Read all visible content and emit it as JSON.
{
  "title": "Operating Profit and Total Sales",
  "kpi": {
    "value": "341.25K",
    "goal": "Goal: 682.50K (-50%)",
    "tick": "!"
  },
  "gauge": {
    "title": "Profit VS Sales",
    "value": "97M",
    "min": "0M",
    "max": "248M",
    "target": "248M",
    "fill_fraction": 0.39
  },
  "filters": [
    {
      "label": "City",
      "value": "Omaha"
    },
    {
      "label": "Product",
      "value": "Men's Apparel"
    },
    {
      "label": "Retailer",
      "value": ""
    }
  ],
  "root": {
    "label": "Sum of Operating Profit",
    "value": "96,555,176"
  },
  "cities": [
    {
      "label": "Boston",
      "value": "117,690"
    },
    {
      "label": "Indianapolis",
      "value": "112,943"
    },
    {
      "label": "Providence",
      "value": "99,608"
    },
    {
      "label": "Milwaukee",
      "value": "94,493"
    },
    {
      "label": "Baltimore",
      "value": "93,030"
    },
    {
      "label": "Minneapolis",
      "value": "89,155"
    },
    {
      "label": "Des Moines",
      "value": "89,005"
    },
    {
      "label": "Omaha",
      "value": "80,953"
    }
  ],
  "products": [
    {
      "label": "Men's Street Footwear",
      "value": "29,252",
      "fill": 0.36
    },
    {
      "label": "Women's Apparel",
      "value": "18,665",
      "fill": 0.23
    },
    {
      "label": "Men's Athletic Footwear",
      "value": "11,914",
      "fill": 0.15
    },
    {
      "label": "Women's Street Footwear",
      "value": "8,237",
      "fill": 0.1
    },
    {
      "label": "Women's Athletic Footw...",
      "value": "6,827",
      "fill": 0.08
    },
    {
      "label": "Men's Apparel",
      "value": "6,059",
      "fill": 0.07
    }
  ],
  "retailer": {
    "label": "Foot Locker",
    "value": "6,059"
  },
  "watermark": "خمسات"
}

++++++++++++++++++++

- [WORK REQUIRED]: Copy every line in the listing above where the string "title" turns up.

- [COMPLETE ANSWER]:
  "title": "Operating Profit and Total Sales",
    "title": "Profit VS Sales",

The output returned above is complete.